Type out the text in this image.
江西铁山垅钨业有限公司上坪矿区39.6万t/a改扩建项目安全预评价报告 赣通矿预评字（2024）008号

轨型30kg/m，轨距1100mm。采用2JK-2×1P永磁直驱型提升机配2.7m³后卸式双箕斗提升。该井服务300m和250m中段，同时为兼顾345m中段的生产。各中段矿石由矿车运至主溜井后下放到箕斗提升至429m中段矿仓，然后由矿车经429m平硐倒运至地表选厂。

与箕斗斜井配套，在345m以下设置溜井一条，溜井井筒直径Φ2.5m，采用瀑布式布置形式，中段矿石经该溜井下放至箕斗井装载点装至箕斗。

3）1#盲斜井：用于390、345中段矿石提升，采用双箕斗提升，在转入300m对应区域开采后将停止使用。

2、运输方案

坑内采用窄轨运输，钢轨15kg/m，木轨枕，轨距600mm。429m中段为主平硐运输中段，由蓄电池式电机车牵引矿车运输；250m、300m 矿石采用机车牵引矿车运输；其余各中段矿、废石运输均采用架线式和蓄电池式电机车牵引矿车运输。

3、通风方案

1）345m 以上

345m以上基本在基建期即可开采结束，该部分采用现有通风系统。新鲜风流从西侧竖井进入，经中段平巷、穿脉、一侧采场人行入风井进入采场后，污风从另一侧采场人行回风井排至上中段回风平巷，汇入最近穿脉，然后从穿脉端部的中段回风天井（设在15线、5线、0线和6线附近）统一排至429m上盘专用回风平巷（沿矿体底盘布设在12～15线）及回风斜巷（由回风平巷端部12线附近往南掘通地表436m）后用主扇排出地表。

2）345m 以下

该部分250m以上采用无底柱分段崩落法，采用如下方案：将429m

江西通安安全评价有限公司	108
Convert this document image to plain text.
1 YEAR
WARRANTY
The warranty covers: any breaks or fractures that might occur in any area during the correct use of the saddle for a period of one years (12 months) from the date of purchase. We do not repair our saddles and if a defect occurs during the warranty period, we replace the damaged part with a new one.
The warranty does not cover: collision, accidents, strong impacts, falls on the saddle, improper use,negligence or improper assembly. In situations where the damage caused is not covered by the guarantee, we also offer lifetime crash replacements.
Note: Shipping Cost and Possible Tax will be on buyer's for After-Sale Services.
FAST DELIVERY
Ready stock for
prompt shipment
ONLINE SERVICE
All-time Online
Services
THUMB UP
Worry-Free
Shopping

-*-

Problem description: Repeat each record exactly. Omit nothing.

Result of the exercise:
Type out the text in this image.
江西铁山垅钨业有限公司上坪矿区39.6万t/a改扩建项目安全预评价报告 赣通矿预评字（2024）008号

轨型30kg/m，轨距1100mm。采用2JK-2×1P永磁直驱型提升机配2.7m³后卸式双箕斗提升。该井服务300m和250m中段，同时为兼顾345m中段的生产。各中段矿石由矿车运至主溜井后下放到箕斗提升至429m中段矿仓，然后由矿车经429m平硐倒运至地表选厂。

与箕斗斜井配套，在345m以下设置溜井一条，溜井井筒直径Φ2.5m，采用瀑布式布置形式，中段矿石经该溜井下放至箕斗井装载点装至箕斗。

3）1#盲斜井：用于390、345中段矿石提升，采用双箕斗提升，在转入300m对应区域开采后将停止使用。

2、运输方案

坑内采用窄轨运输，钢轨15kg/m，木轨枕，轨距600mm。429m中段为主平硐运输中段，由蓄电池式电机车牵引矿车运输；250m、300m 矿石采用机车牵引矿车运输；其余各中段矿、废石运输均采用架线式和蓄电池式电机车牵引矿车运输。

3、通风方案

1）345m 以上

345m以上基本在基建期即可开采结束，该部分采用现有通风系统。新鲜风流从西侧竖井进入，经中段平巷、穿脉、一侧采场人行入风井进入采场后，污风从另一侧采场人行回风井排至上中段回风平巷，汇入最近穿脉，然后从穿脉端部的中段回风天井（设在15线、5线、0线和6线附近）统一排至429m上盘专用回风平巷（沿矿体底盘布设在12～15线）及回风斜巷（由回风平巷端部12线附近往南掘通地表436m）后用主扇排出地表。

2）345m 以下

该部分250m以上采用无底柱分段崩落法，采用如下方案：将429m

江西通安安全评价有限公司	108
Convert this document image to plain text.
1 YEAR
WARRANTY
The warranty covers: any breaks or fractures that might occur in any area during the correct use of the saddle for a period of one years (12 months) from the date of purchase. We do not repair our saddles and if a defect occurs during the warranty period, we replace the damaged part with a new one.
The warranty does not cover: collision, accidents, strong impacts, falls on the saddle, improper use,negligence or improper assembly. In situations where the damage caused is not covered by the guarantee, we also offer lifetime crash replacements.
Note: Shipping Cost and Possible Tax will be on buyer's for After-Sale Services.
FAST DELIVERY
Ready stock for
prompt shipment
ONLINE SERVICE
All-time Online
Services
THUMB UP
Worry-Free
Shopping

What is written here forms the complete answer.